▼
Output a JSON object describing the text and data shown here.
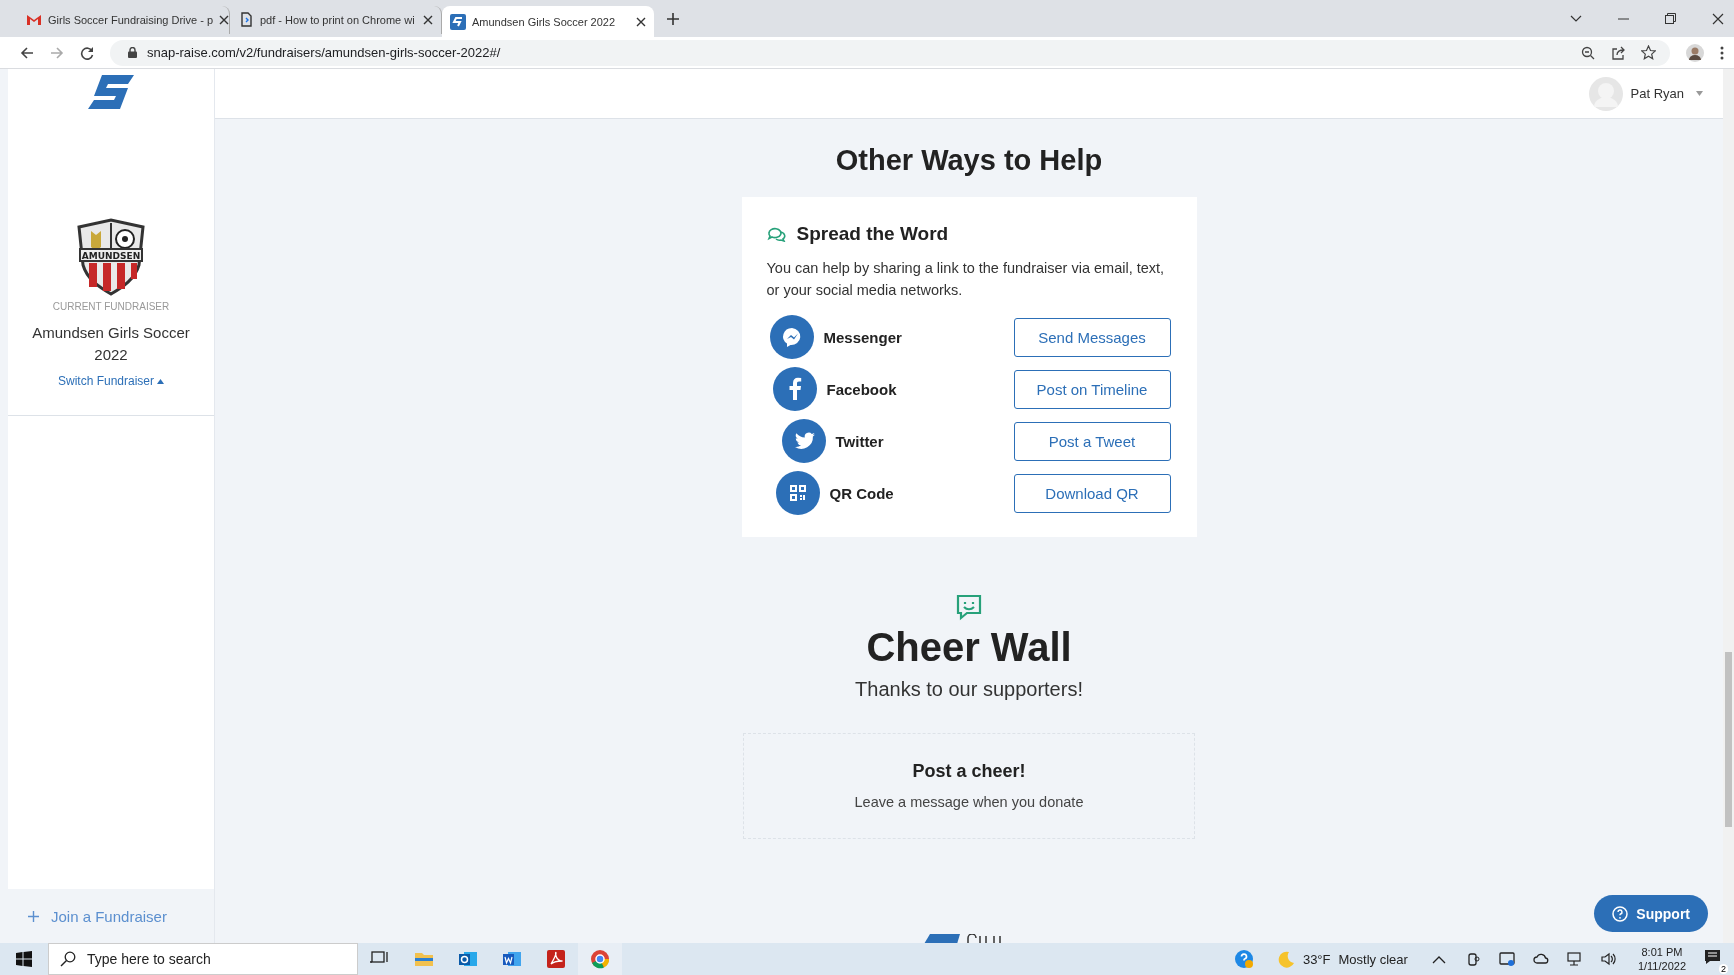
{
  "browser": {
    "tabs": [
      {
        "kind": "gmail",
        "title": "Girls Soccer Fundraising Drive - p",
        "selected": false
      },
      {
        "kind": "doc",
        "title": "pdf - How to print on Chrome wi",
        "selected": false
      },
      {
        "kind": "snap",
        "title": "Amundsen Girls Soccer 2022",
        "selected": true
      }
    ],
    "url": "snap-raise.com/v2/fundraisers/amundsen-girls-soccer-2022#/"
  },
  "sidebar": {
    "crest_text": "AMUNDSEN",
    "label": "CURRENT FUNDRAISER",
    "fundraiser": "Amundsen Girls Soccer 2022",
    "switch_link": "Switch Fundraiser",
    "join": "Join a Fundraiser"
  },
  "header": {
    "user": "Pat Ryan"
  },
  "help": {
    "title": "Other Ways to Help",
    "card": {
      "title": "Spread the Word",
      "description": "You can help by sharing a link to the fundraiser via email, text, or your social media networks.",
      "channels": [
        {
          "kind": "messenger",
          "name": "Messenger",
          "action": "Send Messages"
        },
        {
          "kind": "facebook",
          "name": "Facebook",
          "action": "Post on Timeline"
        },
        {
          "kind": "twitter",
          "name": "Twitter",
          "action": "Post a Tweet"
        },
        {
          "kind": "qr",
          "name": "QR Code",
          "action": "Download QR"
        }
      ]
    }
  },
  "cheer_wall": {
    "title": "Cheer Wall",
    "subtitle": "Thanks to our supporters!",
    "post": {
      "title": "Post a cheer!",
      "hint": "Leave a message when you donate"
    }
  },
  "support_button": "Support",
  "taskbar": {
    "search_placeholder": "Type here to search",
    "temperature": "33°F",
    "weather": "Mostly clear",
    "time": "8:01 PM",
    "date": "1/11/2022",
    "notifications": "2"
  }
}
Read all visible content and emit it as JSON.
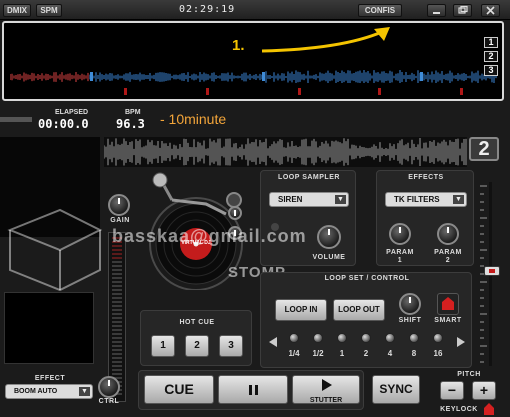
{
  "topbar": {
    "buttons": [
      "DMIX",
      "SPM"
    ],
    "clock": "02:29:19",
    "config_label": "CONFIS",
    "window_buttons": [
      "minimize-icon",
      "restore-icon",
      "close-icon"
    ]
  },
  "overview": {
    "annotation_number": "1.",
    "deck_buttons": [
      "1",
      "2",
      "3"
    ]
  },
  "readouts": {
    "elapsed_label": "ELAPSED",
    "elapsed_value": "00:00.0",
    "bpm_label": "BPM",
    "bpm_value": "96.3"
  },
  "annotation_text": "- 10minute",
  "deck_number": "2",
  "turntable": {
    "gain_label": "GAIN",
    "logo": "VIRTUAL DJ"
  },
  "loop_sampler": {
    "title": "LOOP SAMPLER",
    "selected": "SIREN",
    "volume_label": "VOLUME"
  },
  "effects": {
    "title": "EFFECTS",
    "selected": "TK FILTERS",
    "param1_label": "PARAM\n1",
    "param2_label": "PARAM\n2"
  },
  "watermark": "basskaa@gmail.com",
  "watermark2": "STOMP",
  "loop_control": {
    "title": "LOOP SET / CONTROL",
    "loop_in": "LOOP IN",
    "loop_out": "LOOP OUT",
    "shift_label": "SHIFT",
    "smart_label": "SMART",
    "lengths": [
      "1/4",
      "1/2",
      "1",
      "2",
      "4",
      "8",
      "16"
    ]
  },
  "hot_cue": {
    "title": "HOT CUE",
    "buttons": [
      "1",
      "2",
      "3"
    ]
  },
  "effect_select": {
    "label": "EFFECT",
    "selected": "BOOM AUTO",
    "ctrl_label": "CTRL"
  },
  "transport": {
    "cue": "CUE",
    "pause_icon": "pause-icon",
    "play_label": "STUTTER",
    "sync": "SYNC"
  },
  "pitch": {
    "label": "PITCH",
    "minus": "−",
    "plus": "+",
    "keylock": "KEYLOCK"
  },
  "colors": {
    "accent_yellow": "#f4c400",
    "record_red": "#c41c1c",
    "annotation_orange": "#f3a53a"
  }
}
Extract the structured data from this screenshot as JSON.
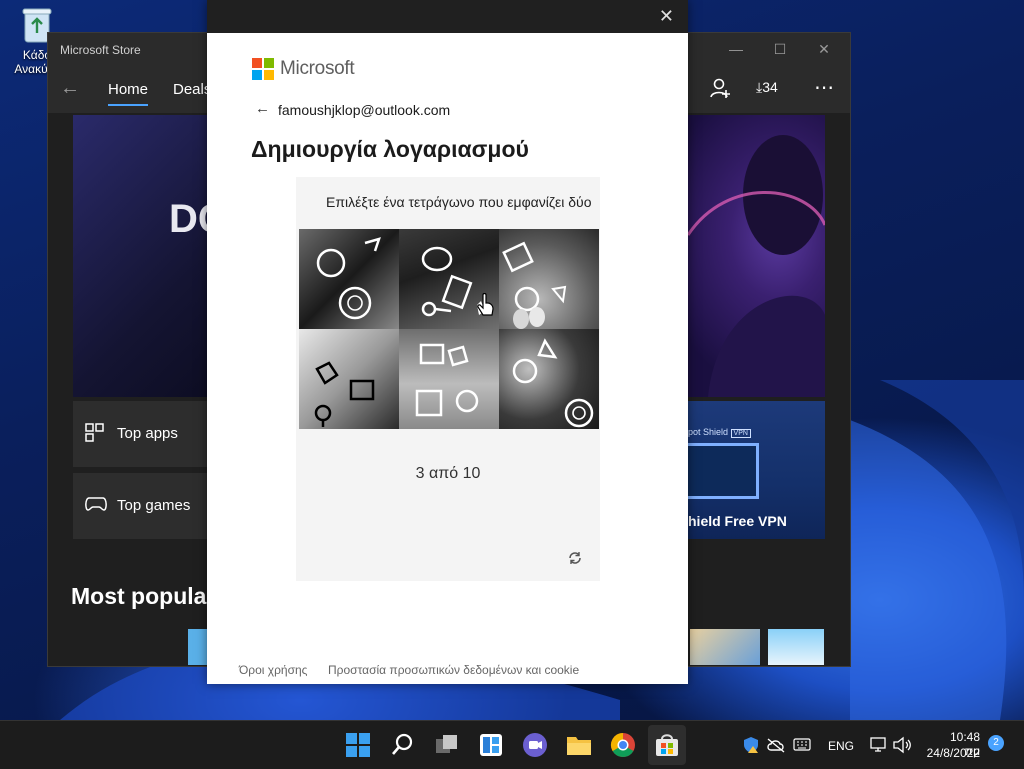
{
  "desktop": {
    "recycle_bin_line1": "Κάδο",
    "recycle_bin_line2": "Ανακύκλ"
  },
  "store": {
    "title": "Microsoft Store",
    "nav": {
      "home": "Home",
      "deals": "Deals",
      "downloads_count": "34"
    },
    "hero_letters": "DC",
    "tiles": {
      "top_apps": "Top apps",
      "top_games": "Top games"
    },
    "vpn": {
      "top_label": "pot Shield",
      "badge": "VPN",
      "name": "hield Free VPN"
    },
    "section_title": "Most popula"
  },
  "dialog": {
    "brand": "Microsoft",
    "email": "famoushjklop@outlook.com",
    "heading": "Δημιουργία λογαριασμού",
    "captcha": {
      "instruction": "Επιλέξτε ένα τετράγωνο που εμφανίζει δύο",
      "progress": "3 από 10"
    },
    "footer": {
      "terms": "Όροι χρήσης",
      "privacy": "Προστασία προσωπικών δεδομένων και cookie"
    }
  },
  "taskbar": {
    "language": "ENG",
    "time": "10:48 πμ",
    "date": "24/8/2022",
    "notifications": "2"
  },
  "colors": {
    "ms_red": "#f25022",
    "ms_green": "#7fba00",
    "ms_blue": "#00a4ef",
    "ms_yellow": "#ffb900",
    "accent": "#4aa3ff"
  }
}
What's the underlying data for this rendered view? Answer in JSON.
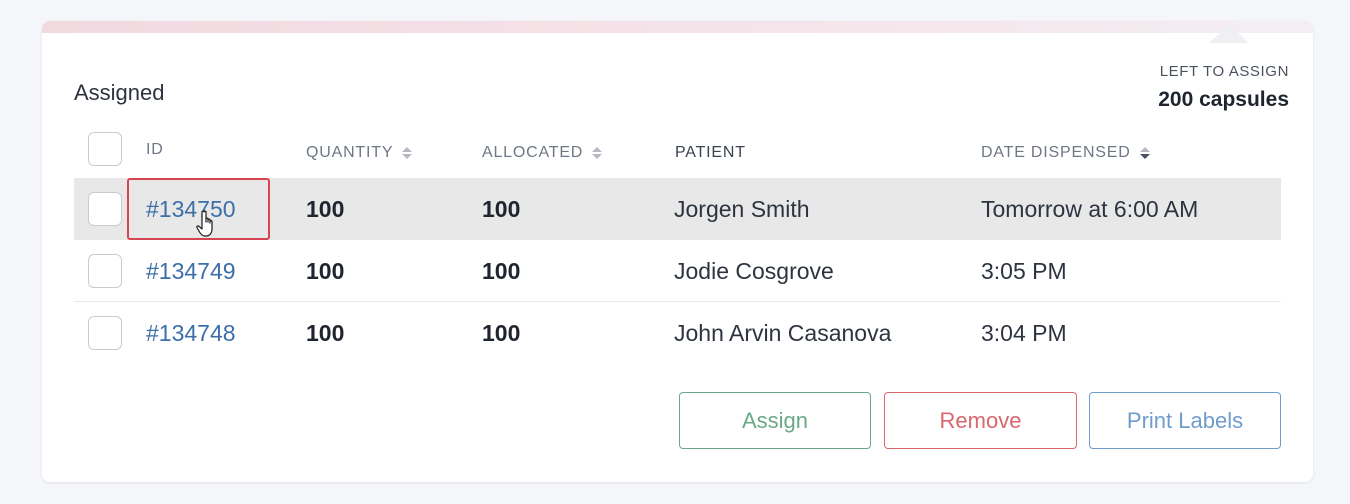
{
  "section": {
    "title": "Assigned"
  },
  "summary": {
    "label": "LEFT TO ASSIGN",
    "value": "200 capsules"
  },
  "table": {
    "headers": {
      "id": "ID",
      "quantity": "QUANTITY",
      "allocated": "ALLOCATED",
      "patient": "PATIENT",
      "date": "DATE DISPENSED"
    },
    "rows": [
      {
        "id": "#134750",
        "quantity": "100",
        "allocated": "100",
        "patient": "Jorgen Smith",
        "date": "Tomorrow at 6:00 AM",
        "highlighted": true
      },
      {
        "id": "#134749",
        "quantity": "100",
        "allocated": "100",
        "patient": "Jodie Cosgrove",
        "date": "3:05 PM",
        "highlighted": false
      },
      {
        "id": "#134748",
        "quantity": "100",
        "allocated": "100",
        "patient": "John Arvin Casanova",
        "date": "3:04 PM",
        "highlighted": false
      }
    ]
  },
  "actions": {
    "assign": "Assign",
    "remove": "Remove",
    "print": "Print Labels"
  },
  "colors": {
    "link": "#3c6ea8",
    "assign": "#6aa888",
    "remove": "#d9676d",
    "print": "#6f9ccc",
    "row_highlight": "#e8e8e8",
    "focus_outline": "#d64550"
  }
}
▲
_OBJECTIVE_. Without the pictures, retype the whole of the material above exactly.

_SOLUTION_.
Output a JSON object describing the text and data shown here.
{
  "browser": {
    "tabs": [
      {
        "kind": "gmail",
        "title": "Girls Soccer Fundraising Drive - p",
        "selected": false
      },
      {
        "kind": "doc",
        "title": "pdf - How to print on Chrome wi",
        "selected": false
      },
      {
        "kind": "snap",
        "title": "Amundsen Girls Soccer 2022",
        "selected": true
      }
    ],
    "url": "snap-raise.com/v2/fundraisers/amundsen-girls-soccer-2022#/"
  },
  "sidebar": {
    "crest_text": "AMUNDSEN",
    "label": "CURRENT FUNDRAISER",
    "fundraiser": "Amundsen Girls Soccer 2022",
    "switch_link": "Switch Fundraiser",
    "join": "Join a Fundraiser"
  },
  "header": {
    "user": "Pat Ryan"
  },
  "help": {
    "title": "Other Ways to Help",
    "card": {
      "title": "Spread the Word",
      "description": "You can help by sharing a link to the fundraiser via email, text, or your social media networks.",
      "channels": [
        {
          "kind": "messenger",
          "name": "Messenger",
          "action": "Send Messages"
        },
        {
          "kind": "facebook",
          "name": "Facebook",
          "action": "Post on Timeline"
        },
        {
          "kind": "twitter",
          "name": "Twitter",
          "action": "Post a Tweet"
        },
        {
          "kind": "qr",
          "name": "QR Code",
          "action": "Download QR"
        }
      ]
    }
  },
  "cheer_wall": {
    "title": "Cheer Wall",
    "subtitle": "Thanks to our supporters!",
    "post": {
      "title": "Post a cheer!",
      "hint": "Leave a message when you donate"
    }
  },
  "support_button": "Support",
  "taskbar": {
    "search_placeholder": "Type here to search",
    "temperature": "33°F",
    "weather": "Mostly clear",
    "time": "8:01 PM",
    "date": "1/11/2022",
    "notifications": "2"
  }
}
Read all visible content and emit it as JSON.
{
  "topbar": {
    "buttons": [
      "DMIX",
      "SPM"
    ],
    "clock": "02:29:19",
    "config_label": "CONFIS",
    "window_buttons": [
      "minimize-icon",
      "restore-icon",
      "close-icon"
    ]
  },
  "overview": {
    "annotation_number": "1.",
    "deck_buttons": [
      "1",
      "2",
      "3"
    ]
  },
  "readouts": {
    "elapsed_label": "ELAPSED",
    "elapsed_value": "00:00.0",
    "bpm_label": "BPM",
    "bpm_value": "96.3"
  },
  "annotation_text": "- 10minute",
  "deck_number": "2",
  "turntable": {
    "gain_label": "GAIN",
    "logo": "VIRTUAL DJ"
  },
  "loop_sampler": {
    "title": "LOOP SAMPLER",
    "selected": "SIREN",
    "volume_label": "VOLUME"
  },
  "effects": {
    "title": "EFFECTS",
    "selected": "TK FILTERS",
    "param1_label": "PARAM\n1",
    "param2_label": "PARAM\n2"
  },
  "watermark": "basskaa@gmail.com",
  "watermark2": "STOMP",
  "loop_control": {
    "title": "LOOP SET / CONTROL",
    "loop_in": "LOOP IN",
    "loop_out": "LOOP OUT",
    "shift_label": "SHIFT",
    "smart_label": "SMART",
    "lengths": [
      "1/4",
      "1/2",
      "1",
      "2",
      "4",
      "8",
      "16"
    ]
  },
  "hot_cue": {
    "title": "HOT CUE",
    "buttons": [
      "1",
      "2",
      "3"
    ]
  },
  "effect_select": {
    "label": "EFFECT",
    "selected": "BOOM AUTO",
    "ctrl_label": "CTRL"
  },
  "transport": {
    "cue": "CUE",
    "pause_icon": "pause-icon",
    "play_label": "STUTTER",
    "sync": "SYNC"
  },
  "pitch": {
    "label": "PITCH",
    "minus": "−",
    "plus": "+",
    "keylock": "KEYLOCK"
  },
  "colors": {
    "accent_yellow": "#f4c400",
    "record_red": "#c41c1c",
    "annotation_orange": "#f3a53a"
  }
}
Extract the structured data from this screenshot as JSON.
{
  "desktop": {
    "recycle_bin_line1": "Κάδο",
    "recycle_bin_line2": "Ανακύκλ"
  },
  "store": {
    "title": "Microsoft Store",
    "nav": {
      "home": "Home",
      "deals": "Deals",
      "downloads_count": "34"
    },
    "hero_letters": "DC",
    "tiles": {
      "top_apps": "Top apps",
      "top_games": "Top games"
    },
    "vpn": {
      "top_label": "pot Shield",
      "badge": "VPN",
      "name": "hield Free VPN"
    },
    "section_title": "Most popula"
  },
  "dialog": {
    "brand": "Microsoft",
    "email": "famoushjklop@outlook.com",
    "heading": "Δημιουργία λογαριασμού",
    "captcha": {
      "instruction": "Επιλέξτε ένα τετράγωνο που εμφανίζει δύο",
      "progress": "3 από 10"
    },
    "footer": {
      "terms": "Όροι χρήσης",
      "privacy": "Προστασία προσωπικών δεδομένων και cookie"
    }
  },
  "taskbar": {
    "language": "ENG",
    "time": "10:48 πμ",
    "date": "24/8/2022",
    "notifications": "2"
  },
  "colors": {
    "ms_red": "#f25022",
    "ms_green": "#7fba00",
    "ms_blue": "#00a4ef",
    "ms_yellow": "#ffb900",
    "accent": "#4aa3ff"
  }
}
What's the underlying data for this rendered view? Answer in JSON.
{
  "section": {
    "title": "Assigned"
  },
  "summary": {
    "label": "LEFT TO ASSIGN",
    "value": "200 capsules"
  },
  "table": {
    "headers": {
      "id": "ID",
      "quantity": "QUANTITY",
      "allocated": "ALLOCATED",
      "patient": "PATIENT",
      "date": "DATE DISPENSED"
    },
    "rows": [
      {
        "id": "#134750",
        "quantity": "100",
        "allocated": "100",
        "patient": "Jorgen Smith",
        "date": "Tomorrow at 6:00 AM",
        "highlighted": true
      },
      {
        "id": "#134749",
        "quantity": "100",
        "allocated": "100",
        "patient": "Jodie Cosgrove",
        "date": "3:05 PM",
        "highlighted": false
      },
      {
        "id": "#134748",
        "quantity": "100",
        "allocated": "100",
        "patient": "John Arvin Casanova",
        "date": "3:04 PM",
        "highlighted": false
      }
    ]
  },
  "actions": {
    "assign": "Assign",
    "remove": "Remove",
    "print": "Print Labels"
  },
  "colors": {
    "link": "#3c6ea8",
    "assign": "#6aa888",
    "remove": "#d9676d",
    "print": "#6f9ccc",
    "row_highlight": "#e8e8e8",
    "focus_outline": "#d64550"
  }
}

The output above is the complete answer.